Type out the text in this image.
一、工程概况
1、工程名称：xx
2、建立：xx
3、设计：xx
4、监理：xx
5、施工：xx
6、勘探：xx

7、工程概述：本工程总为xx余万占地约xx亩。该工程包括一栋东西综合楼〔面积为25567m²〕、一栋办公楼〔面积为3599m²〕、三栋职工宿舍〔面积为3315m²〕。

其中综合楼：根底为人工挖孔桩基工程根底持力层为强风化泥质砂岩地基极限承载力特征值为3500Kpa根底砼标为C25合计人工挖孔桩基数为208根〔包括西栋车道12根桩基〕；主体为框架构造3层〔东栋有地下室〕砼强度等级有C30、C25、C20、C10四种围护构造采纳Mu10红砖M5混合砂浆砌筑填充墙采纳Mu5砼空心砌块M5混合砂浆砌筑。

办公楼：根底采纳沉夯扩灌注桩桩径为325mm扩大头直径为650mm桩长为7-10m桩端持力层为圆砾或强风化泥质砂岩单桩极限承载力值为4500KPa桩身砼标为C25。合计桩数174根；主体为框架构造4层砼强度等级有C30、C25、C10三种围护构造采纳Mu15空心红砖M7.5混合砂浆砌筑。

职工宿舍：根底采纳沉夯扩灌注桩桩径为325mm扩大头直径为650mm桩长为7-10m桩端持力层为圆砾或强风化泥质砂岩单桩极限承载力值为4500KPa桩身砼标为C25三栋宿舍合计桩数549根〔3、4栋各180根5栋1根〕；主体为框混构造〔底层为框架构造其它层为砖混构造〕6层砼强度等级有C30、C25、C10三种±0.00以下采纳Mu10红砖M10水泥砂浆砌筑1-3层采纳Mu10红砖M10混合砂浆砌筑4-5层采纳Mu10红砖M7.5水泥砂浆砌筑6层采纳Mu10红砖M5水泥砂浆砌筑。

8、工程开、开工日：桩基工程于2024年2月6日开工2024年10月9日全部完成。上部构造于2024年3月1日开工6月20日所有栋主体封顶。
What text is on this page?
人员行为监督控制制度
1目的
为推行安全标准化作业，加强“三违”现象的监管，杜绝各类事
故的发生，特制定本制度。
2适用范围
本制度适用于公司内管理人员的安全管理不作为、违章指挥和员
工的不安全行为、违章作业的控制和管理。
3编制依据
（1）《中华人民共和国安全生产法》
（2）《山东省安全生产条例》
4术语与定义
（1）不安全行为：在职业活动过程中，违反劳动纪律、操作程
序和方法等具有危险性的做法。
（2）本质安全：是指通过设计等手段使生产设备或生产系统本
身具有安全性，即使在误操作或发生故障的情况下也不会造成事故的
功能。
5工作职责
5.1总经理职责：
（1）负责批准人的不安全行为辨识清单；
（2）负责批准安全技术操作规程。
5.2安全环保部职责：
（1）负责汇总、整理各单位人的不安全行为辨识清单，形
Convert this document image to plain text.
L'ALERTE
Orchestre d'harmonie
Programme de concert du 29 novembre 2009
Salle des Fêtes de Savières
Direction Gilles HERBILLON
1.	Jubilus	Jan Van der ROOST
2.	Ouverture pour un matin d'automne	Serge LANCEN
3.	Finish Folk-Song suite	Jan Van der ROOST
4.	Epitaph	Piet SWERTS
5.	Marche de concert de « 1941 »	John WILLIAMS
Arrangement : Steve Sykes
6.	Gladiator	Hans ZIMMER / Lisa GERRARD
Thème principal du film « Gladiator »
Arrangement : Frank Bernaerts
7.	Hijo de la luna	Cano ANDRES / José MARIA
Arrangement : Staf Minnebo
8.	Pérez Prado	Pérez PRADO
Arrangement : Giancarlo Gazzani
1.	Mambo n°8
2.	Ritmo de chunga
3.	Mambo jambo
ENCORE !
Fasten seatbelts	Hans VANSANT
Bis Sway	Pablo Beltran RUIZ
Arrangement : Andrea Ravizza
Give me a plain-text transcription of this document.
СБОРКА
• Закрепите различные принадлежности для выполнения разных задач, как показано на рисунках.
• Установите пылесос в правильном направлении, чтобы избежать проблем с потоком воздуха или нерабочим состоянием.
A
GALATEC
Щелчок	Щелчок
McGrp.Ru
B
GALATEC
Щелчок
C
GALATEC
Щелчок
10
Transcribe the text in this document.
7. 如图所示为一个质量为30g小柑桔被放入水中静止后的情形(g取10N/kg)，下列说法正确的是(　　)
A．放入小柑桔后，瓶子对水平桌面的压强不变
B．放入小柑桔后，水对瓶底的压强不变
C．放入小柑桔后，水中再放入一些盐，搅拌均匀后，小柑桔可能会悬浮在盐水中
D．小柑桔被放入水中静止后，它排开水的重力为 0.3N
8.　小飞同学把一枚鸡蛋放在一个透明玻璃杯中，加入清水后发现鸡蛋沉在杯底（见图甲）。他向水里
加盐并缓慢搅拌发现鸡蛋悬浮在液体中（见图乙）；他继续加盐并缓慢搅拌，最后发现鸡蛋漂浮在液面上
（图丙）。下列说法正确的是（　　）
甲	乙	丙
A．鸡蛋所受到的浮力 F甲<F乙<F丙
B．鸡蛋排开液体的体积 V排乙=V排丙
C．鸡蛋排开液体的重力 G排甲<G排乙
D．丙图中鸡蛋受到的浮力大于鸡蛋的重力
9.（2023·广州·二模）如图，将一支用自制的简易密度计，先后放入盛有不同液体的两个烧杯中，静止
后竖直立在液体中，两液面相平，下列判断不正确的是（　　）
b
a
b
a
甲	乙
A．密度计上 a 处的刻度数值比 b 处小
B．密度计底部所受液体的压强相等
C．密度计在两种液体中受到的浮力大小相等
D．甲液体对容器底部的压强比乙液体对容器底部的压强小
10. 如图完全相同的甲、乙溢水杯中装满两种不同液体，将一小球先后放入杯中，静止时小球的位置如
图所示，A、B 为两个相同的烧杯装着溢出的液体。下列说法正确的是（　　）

## Problem:
Repeat the data precisely, reproducing every entry.

## Result of this task:
Type out the text in this image.
一、工程概况
1、工程名称：xx
2、建立：xx
3、设计：xx
4、监理：xx
5、施工：xx
6、勘探：xx

7、工程概述：本工程总为xx余万占地约xx亩。该工程包括一栋东西综合楼〔面积为25567m²〕、一栋办公楼〔面积为3599m²〕、三栋职工宿舍〔面积为3315m²〕。

其中综合楼：根底为人工挖孔桩基工程根底持力层为强风化泥质砂岩地基极限承载力特征值为3500Kpa根底砼标为C25合计人工挖孔桩基数为208根〔包括西栋车道12根桩基〕；主体为框架构造3层〔东栋有地下室〕砼强度等级有C30、C25、C20、C10四种围护构造采纳Mu10红砖M5混合砂浆砌筑填充墙采纳Mu5砼空心砌块M5混合砂浆砌筑。

办公楼：根底采纳沉夯扩灌注桩桩径为325mm扩大头直径为650mm桩长为7-10m桩端持力层为圆砾或强风化泥质砂岩单桩极限承载力值为4500KPa桩身砼标为C25。合计桩数174根；主体为框架构造4层砼强度等级有C30、C25、C10三种围护构造采纳Mu15空心红砖M7.5混合砂浆砌筑。

职工宿舍：根底采纳沉夯扩灌注桩桩径为325mm扩大头直径为650mm桩长为7-10m桩端持力层为圆砾或强风化泥质砂岩单桩极限承载力值为4500KPa桩身砼标为C25三栋宿舍合计桩数549根〔3、4栋各180根5栋1根〕；主体为框混构造〔底层为框架构造其它层为砖混构造〕6层砼强度等级有C30、C25、C10三种±0.00以下采纳Mu10红砖M10水泥砂浆砌筑1-3层采纳Mu10红砖M10混合砂浆砌筑4-5层采纳Mu10红砖M7.5水泥砂浆砌筑6层采纳Mu10红砖M5水泥砂浆砌筑。

8、工程开、开工日：桩基工程于2024年2月6日开工2024年10月9日全部完成。上部构造于2024年3月1日开工6月20日所有栋主体封顶。
What text is on this page?
人员行为监督控制制度
1目的
为推行安全标准化作业，加强“三违”现象的监管，杜绝各类事
故的发生，特制定本制度。
2适用范围
本制度适用于公司内管理人员的安全管理不作为、违章指挥和员
工的不安全行为、违章作业的控制和管理。
3编制依据
（1）《中华人民共和国安全生产法》
（2）《山东省安全生产条例》
4术语与定义
（1）不安全行为：在职业活动过程中，违反劳动纪律、操作程
序和方法等具有危险性的做法。
（2）本质安全：是指通过设计等手段使生产设备或生产系统本
身具有安全性，即使在误操作或发生故障的情况下也不会造成事故的
功能。
5工作职责
5.1总经理职责：
（1）负责批准人的不安全行为辨识清单；
（2）负责批准安全技术操作规程。
5.2安全环保部职责：
（1）负责汇总、整理各单位人的不安全行为辨识清单，形
Convert this document image to plain text.
L'ALERTE
Orchestre d'harmonie
Programme de concert du 29 novembre 2009
Salle des Fêtes de Savières
Direction Gilles HERBILLON
1.	Jubilus	Jan Van der ROOST
2.	Ouverture pour un matin d'automne	Serge LANCEN
3.	Finish Folk-Song suite	Jan Van der ROOST
4.	Epitaph	Piet SWERTS
5.	Marche de concert de « 1941 »	John WILLIAMS
Arrangement : Steve Sykes
6.	Gladiator	Hans ZIMMER / Lisa GERRARD
Thème principal du film « Gladiator »
Arrangement : Frank Bernaerts
7.	Hijo de la luna	Cano ANDRES / José MARIA
Arrangement : Staf Minnebo
8.	Pérez Prado	Pérez PRADO
Arrangement : Giancarlo Gazzani
1.	Mambo n°8
2.	Ritmo de chunga
3.	Mambo jambo
ENCORE !
Fasten seatbelts	Hans VANSANT
Bis Sway	Pablo Beltran RUIZ
Arrangement : Andrea Ravizza
Give me a plain-text transcription of this document.
СБОРКА
• Закрепите различные принадлежности для выполнения разных задач, как показано на рисунках.
• Установите пылесос в правильном направлении, чтобы избежать проблем с потоком воздуха или нерабочим состоянием.
A
GALATEC
Щелчок	Щелчок
McGrp.Ru
B
GALATEC
Щелчок
C
GALATEC
Щелчок
10
Transcribe the text in this document.
7. 如图所示为一个质量为30g小柑桔被放入水中静止后的情形(g取10N/kg)，下列说法正确的是(　　)
A．放入小柑桔后，瓶子对水平桌面的压强不变
B．放入小柑桔后，水对瓶底的压强不变
C．放入小柑桔后，水中再放入一些盐，搅拌均匀后，小柑桔可能会悬浮在盐水中
D．小柑桔被放入水中静止后，它排开水的重力为 0.3N
8.　小飞同学把一枚鸡蛋放在一个透明玻璃杯中，加入清水后发现鸡蛋沉在杯底（见图甲）。他向水里
加盐并缓慢搅拌发现鸡蛋悬浮在液体中（见图乙）；他继续加盐并缓慢搅拌，最后发现鸡蛋漂浮在液面上
（图丙）。下列说法正确的是（　　）
甲	乙	丙
A．鸡蛋所受到的浮力 F甲<F乙<F丙
B．鸡蛋排开液体的体积 V排乙=V排丙
C．鸡蛋排开液体的重力 G排甲<G排乙
D．丙图中鸡蛋受到的浮力大于鸡蛋的重力
9.（2023·广州·二模）如图，将一支用自制的简易密度计，先后放入盛有不同液体的两个烧杯中，静止
后竖直立在液体中，两液面相平，下列判断不正确的是（　　）
b
a
b
a
甲	乙
A．密度计上 a 处的刻度数值比 b 处小
B．密度计底部所受液体的压强相等
C．密度计在两种液体中受到的浮力大小相等
D．甲液体对容器底部的压强比乙液体对容器底部的压强小
10. 如图完全相同的甲、乙溢水杯中装满两种不同液体，将一小球先后放入杯中，静止时小球的位置如
图所示，A、B 为两个相同的烧杯装着溢出的液体。下列说法正确的是（　　）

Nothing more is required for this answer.